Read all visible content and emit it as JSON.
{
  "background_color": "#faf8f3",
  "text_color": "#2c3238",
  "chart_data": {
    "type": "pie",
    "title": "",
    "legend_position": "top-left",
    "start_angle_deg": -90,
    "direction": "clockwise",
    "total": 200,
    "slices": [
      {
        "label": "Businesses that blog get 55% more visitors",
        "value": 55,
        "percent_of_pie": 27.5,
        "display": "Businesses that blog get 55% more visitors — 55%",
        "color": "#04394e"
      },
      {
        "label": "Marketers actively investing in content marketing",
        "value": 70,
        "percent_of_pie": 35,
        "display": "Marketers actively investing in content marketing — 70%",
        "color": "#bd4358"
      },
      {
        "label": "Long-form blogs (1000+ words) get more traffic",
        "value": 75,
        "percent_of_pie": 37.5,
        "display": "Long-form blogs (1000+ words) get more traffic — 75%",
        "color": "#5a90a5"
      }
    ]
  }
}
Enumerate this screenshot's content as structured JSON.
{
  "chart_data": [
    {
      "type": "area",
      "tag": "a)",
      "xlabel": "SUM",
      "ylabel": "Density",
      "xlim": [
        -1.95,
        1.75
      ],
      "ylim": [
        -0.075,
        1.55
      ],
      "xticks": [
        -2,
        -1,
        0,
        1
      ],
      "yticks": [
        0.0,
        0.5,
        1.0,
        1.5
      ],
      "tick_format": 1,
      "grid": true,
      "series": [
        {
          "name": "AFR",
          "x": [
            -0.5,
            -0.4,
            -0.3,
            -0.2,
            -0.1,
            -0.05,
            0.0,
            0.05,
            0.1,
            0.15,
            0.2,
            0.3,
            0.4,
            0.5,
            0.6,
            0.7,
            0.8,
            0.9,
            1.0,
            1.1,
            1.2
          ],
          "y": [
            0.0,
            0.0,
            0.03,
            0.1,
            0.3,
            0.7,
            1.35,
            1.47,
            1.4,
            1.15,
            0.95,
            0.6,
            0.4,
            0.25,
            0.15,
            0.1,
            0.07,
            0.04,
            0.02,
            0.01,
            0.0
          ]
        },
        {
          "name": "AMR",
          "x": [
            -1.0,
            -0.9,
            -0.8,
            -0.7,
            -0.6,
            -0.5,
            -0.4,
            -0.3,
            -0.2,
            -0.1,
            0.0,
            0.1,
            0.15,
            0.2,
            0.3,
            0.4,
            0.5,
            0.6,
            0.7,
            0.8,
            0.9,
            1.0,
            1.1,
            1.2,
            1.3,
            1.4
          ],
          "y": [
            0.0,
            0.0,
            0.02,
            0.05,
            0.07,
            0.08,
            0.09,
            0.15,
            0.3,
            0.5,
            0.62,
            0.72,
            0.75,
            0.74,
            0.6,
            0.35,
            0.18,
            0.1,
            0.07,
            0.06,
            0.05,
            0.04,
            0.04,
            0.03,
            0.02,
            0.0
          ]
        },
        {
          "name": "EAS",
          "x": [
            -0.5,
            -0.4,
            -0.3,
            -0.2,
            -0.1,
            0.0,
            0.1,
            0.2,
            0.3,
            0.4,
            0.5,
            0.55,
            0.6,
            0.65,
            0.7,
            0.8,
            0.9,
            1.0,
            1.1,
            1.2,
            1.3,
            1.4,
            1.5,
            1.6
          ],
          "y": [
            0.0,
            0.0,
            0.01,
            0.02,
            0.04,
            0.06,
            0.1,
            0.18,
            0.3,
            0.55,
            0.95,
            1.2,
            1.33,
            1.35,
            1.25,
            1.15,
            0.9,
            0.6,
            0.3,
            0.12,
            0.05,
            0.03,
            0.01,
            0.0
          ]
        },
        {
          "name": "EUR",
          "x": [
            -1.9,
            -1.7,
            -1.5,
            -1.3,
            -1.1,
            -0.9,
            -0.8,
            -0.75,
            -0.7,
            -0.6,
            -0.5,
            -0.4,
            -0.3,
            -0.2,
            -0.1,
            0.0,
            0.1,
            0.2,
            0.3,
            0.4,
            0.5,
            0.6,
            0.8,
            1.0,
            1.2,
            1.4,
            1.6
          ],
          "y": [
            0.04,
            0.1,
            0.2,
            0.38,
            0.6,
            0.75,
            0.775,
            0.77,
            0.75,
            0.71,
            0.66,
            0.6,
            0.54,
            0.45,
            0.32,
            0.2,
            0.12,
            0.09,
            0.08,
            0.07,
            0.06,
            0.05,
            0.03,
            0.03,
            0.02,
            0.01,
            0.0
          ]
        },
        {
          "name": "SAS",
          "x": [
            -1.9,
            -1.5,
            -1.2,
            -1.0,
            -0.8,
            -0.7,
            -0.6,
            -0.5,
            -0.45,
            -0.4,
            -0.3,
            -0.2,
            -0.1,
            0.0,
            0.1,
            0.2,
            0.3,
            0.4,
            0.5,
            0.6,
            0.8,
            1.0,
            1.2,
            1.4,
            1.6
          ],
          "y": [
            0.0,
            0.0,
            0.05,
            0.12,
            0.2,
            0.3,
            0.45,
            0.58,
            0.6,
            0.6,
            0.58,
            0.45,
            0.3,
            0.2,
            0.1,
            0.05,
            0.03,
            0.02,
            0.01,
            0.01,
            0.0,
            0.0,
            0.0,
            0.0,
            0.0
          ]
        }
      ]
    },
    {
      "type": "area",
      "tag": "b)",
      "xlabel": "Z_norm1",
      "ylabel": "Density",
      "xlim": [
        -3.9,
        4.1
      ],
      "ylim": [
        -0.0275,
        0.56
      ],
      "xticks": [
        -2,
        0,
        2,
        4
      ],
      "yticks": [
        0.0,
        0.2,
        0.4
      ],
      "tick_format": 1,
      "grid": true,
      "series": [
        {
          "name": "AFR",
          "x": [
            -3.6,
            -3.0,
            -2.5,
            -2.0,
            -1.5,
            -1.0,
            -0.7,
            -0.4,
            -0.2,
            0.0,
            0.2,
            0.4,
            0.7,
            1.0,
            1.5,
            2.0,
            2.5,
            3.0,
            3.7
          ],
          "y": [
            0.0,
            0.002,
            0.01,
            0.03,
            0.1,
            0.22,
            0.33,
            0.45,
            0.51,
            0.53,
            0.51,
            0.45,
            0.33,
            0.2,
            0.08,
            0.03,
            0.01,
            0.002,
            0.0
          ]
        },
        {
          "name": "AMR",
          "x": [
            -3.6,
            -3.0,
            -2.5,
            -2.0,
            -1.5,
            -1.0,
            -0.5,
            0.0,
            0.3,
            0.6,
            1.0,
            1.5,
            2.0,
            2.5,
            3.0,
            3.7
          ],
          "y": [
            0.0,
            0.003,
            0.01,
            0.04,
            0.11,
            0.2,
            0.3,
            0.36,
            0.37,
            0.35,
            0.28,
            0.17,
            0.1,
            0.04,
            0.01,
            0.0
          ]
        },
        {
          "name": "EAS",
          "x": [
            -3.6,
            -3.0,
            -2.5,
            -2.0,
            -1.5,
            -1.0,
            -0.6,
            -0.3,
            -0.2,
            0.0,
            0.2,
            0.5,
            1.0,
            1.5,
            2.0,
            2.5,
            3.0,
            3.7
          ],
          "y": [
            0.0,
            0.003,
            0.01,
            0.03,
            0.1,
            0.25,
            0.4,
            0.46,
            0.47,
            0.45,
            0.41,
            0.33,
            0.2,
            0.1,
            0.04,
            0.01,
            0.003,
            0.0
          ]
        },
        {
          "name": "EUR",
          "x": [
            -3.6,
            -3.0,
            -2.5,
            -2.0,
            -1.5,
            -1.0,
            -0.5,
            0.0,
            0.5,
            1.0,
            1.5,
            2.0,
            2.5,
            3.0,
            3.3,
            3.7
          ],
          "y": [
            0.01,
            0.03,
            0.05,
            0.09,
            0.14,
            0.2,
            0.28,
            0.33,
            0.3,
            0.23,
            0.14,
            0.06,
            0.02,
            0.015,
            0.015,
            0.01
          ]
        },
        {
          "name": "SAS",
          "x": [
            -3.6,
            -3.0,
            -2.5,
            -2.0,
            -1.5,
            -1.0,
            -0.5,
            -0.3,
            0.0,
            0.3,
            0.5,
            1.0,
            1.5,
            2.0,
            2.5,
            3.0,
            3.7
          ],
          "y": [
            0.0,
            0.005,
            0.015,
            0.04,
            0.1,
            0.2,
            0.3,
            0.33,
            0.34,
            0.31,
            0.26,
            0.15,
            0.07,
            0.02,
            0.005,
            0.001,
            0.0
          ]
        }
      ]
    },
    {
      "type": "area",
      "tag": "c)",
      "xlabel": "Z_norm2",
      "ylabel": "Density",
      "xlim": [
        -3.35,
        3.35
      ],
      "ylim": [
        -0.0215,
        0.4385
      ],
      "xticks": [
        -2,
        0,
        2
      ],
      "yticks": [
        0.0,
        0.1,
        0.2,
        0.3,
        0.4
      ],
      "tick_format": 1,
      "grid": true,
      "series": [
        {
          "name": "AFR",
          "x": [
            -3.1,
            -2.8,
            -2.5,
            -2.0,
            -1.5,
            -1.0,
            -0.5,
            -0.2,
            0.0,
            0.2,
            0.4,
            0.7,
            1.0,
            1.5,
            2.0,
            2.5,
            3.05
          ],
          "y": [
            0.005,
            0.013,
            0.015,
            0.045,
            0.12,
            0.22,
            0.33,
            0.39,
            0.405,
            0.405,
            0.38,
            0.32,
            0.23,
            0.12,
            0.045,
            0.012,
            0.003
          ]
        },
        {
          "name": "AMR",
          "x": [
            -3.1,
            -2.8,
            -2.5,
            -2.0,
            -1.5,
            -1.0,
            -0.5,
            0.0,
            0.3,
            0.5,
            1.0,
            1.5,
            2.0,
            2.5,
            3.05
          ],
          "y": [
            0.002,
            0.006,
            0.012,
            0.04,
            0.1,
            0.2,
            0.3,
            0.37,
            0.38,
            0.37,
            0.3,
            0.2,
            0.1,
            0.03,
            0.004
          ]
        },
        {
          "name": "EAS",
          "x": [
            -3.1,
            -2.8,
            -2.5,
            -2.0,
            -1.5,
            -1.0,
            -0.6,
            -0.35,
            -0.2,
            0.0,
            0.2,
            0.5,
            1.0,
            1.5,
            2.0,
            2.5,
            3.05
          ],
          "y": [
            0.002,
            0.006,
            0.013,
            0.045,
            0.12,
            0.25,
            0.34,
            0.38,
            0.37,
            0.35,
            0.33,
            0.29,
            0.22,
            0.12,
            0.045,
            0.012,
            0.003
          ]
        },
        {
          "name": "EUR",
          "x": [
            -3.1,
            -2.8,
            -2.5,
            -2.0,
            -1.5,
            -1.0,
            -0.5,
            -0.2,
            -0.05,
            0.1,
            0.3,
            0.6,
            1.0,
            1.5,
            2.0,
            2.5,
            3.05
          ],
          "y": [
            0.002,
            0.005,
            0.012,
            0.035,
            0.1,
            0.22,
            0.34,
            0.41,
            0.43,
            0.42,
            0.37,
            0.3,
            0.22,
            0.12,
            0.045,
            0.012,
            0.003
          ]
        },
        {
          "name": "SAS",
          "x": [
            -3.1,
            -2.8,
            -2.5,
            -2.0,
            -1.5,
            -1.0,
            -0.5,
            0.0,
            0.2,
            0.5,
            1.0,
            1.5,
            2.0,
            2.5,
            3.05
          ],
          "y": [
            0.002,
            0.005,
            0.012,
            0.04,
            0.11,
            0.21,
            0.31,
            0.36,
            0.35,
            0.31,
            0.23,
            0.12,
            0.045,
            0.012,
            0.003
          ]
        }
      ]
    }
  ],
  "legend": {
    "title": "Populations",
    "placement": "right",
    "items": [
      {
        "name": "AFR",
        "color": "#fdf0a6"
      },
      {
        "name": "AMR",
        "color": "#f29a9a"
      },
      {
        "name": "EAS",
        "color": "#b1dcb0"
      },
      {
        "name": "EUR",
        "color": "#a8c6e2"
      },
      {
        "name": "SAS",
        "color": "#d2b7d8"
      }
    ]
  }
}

.....

What you have to do -
Give only the count of lines in this material that contain the string "JSON".

Solved exercise -
2